Start of MATERIAL PROVIDED

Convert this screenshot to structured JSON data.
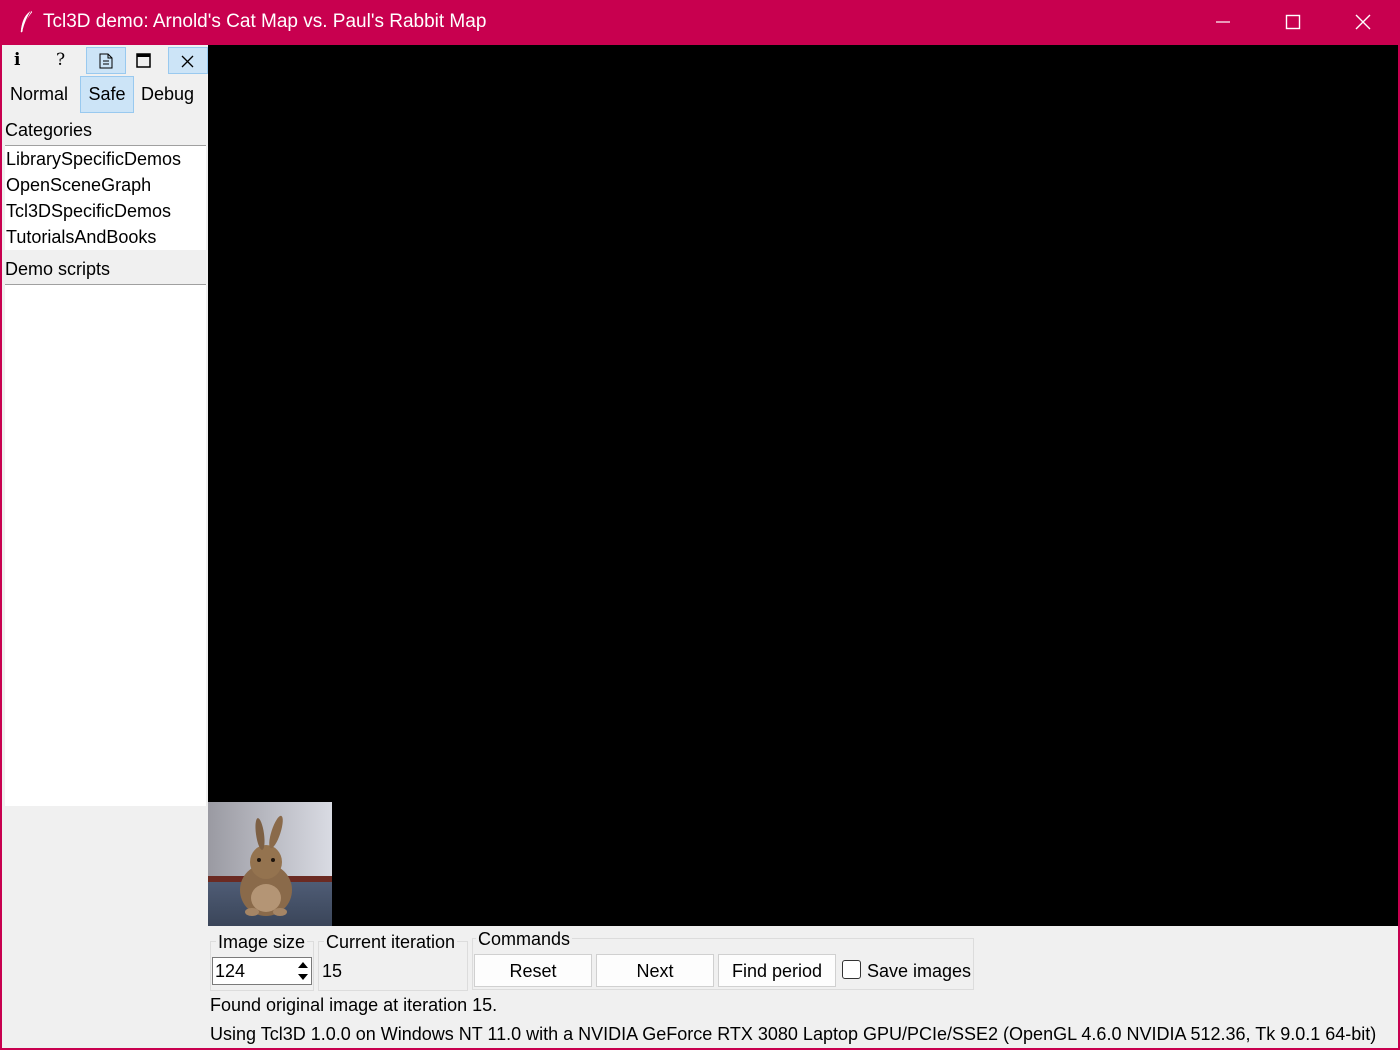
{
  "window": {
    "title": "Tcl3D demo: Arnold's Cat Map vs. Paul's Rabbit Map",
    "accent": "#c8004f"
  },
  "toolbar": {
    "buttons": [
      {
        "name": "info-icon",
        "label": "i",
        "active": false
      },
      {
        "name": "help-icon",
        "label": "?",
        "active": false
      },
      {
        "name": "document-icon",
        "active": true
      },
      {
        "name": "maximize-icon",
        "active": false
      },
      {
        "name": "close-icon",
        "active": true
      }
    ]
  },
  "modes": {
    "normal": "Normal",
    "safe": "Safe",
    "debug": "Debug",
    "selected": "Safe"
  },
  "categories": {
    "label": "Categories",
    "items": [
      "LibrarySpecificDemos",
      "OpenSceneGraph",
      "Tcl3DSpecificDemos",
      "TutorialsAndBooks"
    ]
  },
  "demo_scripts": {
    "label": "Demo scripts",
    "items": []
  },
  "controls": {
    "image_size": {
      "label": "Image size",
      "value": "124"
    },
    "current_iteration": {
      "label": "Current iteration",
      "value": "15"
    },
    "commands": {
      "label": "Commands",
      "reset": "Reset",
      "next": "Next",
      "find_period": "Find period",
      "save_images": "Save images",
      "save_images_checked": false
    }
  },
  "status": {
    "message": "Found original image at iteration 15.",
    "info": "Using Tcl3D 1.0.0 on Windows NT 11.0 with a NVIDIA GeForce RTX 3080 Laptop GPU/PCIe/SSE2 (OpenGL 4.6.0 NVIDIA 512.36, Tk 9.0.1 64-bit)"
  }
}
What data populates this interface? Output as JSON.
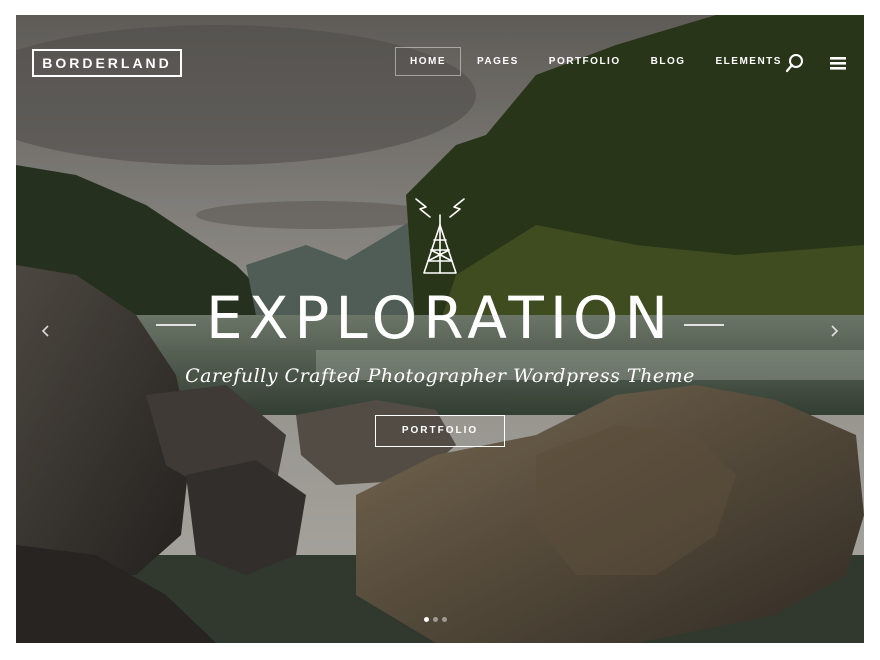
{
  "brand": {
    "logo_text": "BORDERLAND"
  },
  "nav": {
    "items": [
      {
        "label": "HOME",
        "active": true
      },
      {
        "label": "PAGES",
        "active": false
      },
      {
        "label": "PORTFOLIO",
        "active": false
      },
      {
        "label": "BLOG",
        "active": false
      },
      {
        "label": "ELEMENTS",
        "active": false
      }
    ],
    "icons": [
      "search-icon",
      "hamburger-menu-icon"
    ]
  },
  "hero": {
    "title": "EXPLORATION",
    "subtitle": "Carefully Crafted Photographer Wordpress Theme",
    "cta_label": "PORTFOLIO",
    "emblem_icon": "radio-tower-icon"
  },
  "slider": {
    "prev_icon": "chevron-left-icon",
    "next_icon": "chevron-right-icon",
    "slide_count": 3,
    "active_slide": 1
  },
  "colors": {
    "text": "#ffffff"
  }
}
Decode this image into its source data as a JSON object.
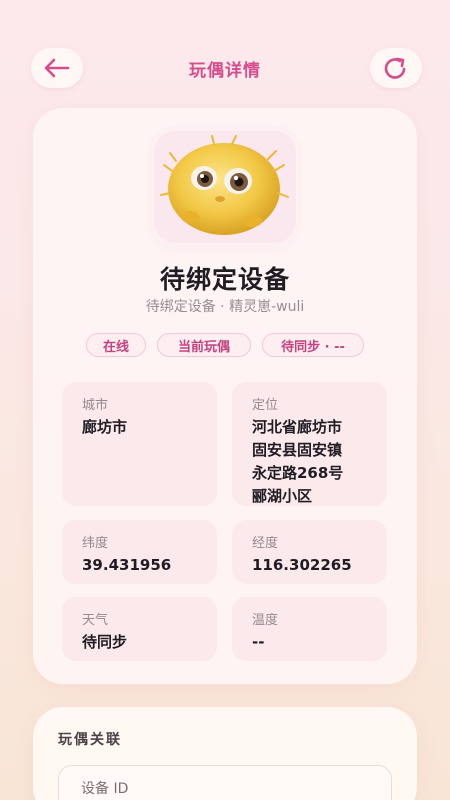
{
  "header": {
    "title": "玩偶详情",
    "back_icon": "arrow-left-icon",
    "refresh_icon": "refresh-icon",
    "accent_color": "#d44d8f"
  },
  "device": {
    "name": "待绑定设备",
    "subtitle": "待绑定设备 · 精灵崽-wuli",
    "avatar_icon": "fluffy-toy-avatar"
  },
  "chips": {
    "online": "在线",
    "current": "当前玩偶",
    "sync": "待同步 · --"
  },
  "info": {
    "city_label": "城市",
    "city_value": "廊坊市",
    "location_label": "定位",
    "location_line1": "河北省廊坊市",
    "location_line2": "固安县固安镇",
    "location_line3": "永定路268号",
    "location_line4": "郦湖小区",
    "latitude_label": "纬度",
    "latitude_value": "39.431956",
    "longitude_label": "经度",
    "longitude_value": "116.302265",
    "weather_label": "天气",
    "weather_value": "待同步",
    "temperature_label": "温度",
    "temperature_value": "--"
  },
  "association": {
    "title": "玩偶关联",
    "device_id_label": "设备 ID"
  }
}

End of MATERIAL PROVIDED

DIRECTIONS FOR THIS TASK =
Copy every entry exactly as written. Pictures are excluded.

THE RESULT =
Convert this screenshot to structured JSON data.
{
  "window": {
    "title": "Tcl3D demo: Arnold's Cat Map vs. Paul's Rabbit Map",
    "accent": "#c8004f"
  },
  "toolbar": {
    "buttons": [
      {
        "name": "info-icon",
        "label": "i",
        "active": false
      },
      {
        "name": "help-icon",
        "label": "?",
        "active": false
      },
      {
        "name": "document-icon",
        "active": true
      },
      {
        "name": "maximize-icon",
        "active": false
      },
      {
        "name": "close-icon",
        "active": true
      }
    ]
  },
  "modes": {
    "normal": "Normal",
    "safe": "Safe",
    "debug": "Debug",
    "selected": "Safe"
  },
  "categories": {
    "label": "Categories",
    "items": [
      "LibrarySpecificDemos",
      "OpenSceneGraph",
      "Tcl3DSpecificDemos",
      "TutorialsAndBooks"
    ]
  },
  "demo_scripts": {
    "label": "Demo scripts",
    "items": []
  },
  "controls": {
    "image_size": {
      "label": "Image size",
      "value": "124"
    },
    "current_iteration": {
      "label": "Current iteration",
      "value": "15"
    },
    "commands": {
      "label": "Commands",
      "reset": "Reset",
      "next": "Next",
      "find_period": "Find period",
      "save_images": "Save images",
      "save_images_checked": false
    }
  },
  "status": {
    "message": "Found original image at iteration 15.",
    "info": "Using Tcl3D 1.0.0 on Windows NT 11.0 with a NVIDIA GeForce RTX 3080 Laptop GPU/PCIe/SSE2 (OpenGL 4.6.0 NVIDIA 512.36, Tk 9.0.1 64-bit)"
  }
}
What data populates this interface? Output as JSON.
{
  "brand": {
    "logo_text": "BORDERLAND"
  },
  "nav": {
    "items": [
      {
        "label": "HOME",
        "active": true
      },
      {
        "label": "PAGES",
        "active": false
      },
      {
        "label": "PORTFOLIO",
        "active": false
      },
      {
        "label": "BLOG",
        "active": false
      },
      {
        "label": "ELEMENTS",
        "active": false
      }
    ],
    "icons": [
      "search-icon",
      "hamburger-menu-icon"
    ]
  },
  "hero": {
    "title": "EXPLORATION",
    "subtitle": "Carefully Crafted Photographer Wordpress Theme",
    "cta_label": "PORTFOLIO",
    "emblem_icon": "radio-tower-icon"
  },
  "slider": {
    "prev_icon": "chevron-left-icon",
    "next_icon": "chevron-right-icon",
    "slide_count": 3,
    "active_slide": 1
  },
  "colors": {
    "text": "#ffffff"
  }
}
Decode this image into its source data as a JSON object.
{
  "header": {
    "title": "玩偶详情",
    "back_icon": "arrow-left-icon",
    "refresh_icon": "refresh-icon",
    "accent_color": "#d44d8f"
  },
  "device": {
    "name": "待绑定设备",
    "subtitle": "待绑定设备 · 精灵崽-wuli",
    "avatar_icon": "fluffy-toy-avatar"
  },
  "chips": {
    "online": "在线",
    "current": "当前玩偶",
    "sync": "待同步 · --"
  },
  "info": {
    "city_label": "城市",
    "city_value": "廊坊市",
    "location_label": "定位",
    "location_line1": "河北省廊坊市",
    "location_line2": "固安县固安镇",
    "location_line3": "永定路268号",
    "location_line4": "郦湖小区",
    "latitude_label": "纬度",
    "latitude_value": "39.431956",
    "longitude_label": "经度",
    "longitude_value": "116.302265",
    "weather_label": "天气",
    "weather_value": "待同步",
    "temperature_label": "温度",
    "temperature_value": "--"
  },
  "association": {
    "title": "玩偶关联",
    "device_id_label": "设备 ID"
  }
}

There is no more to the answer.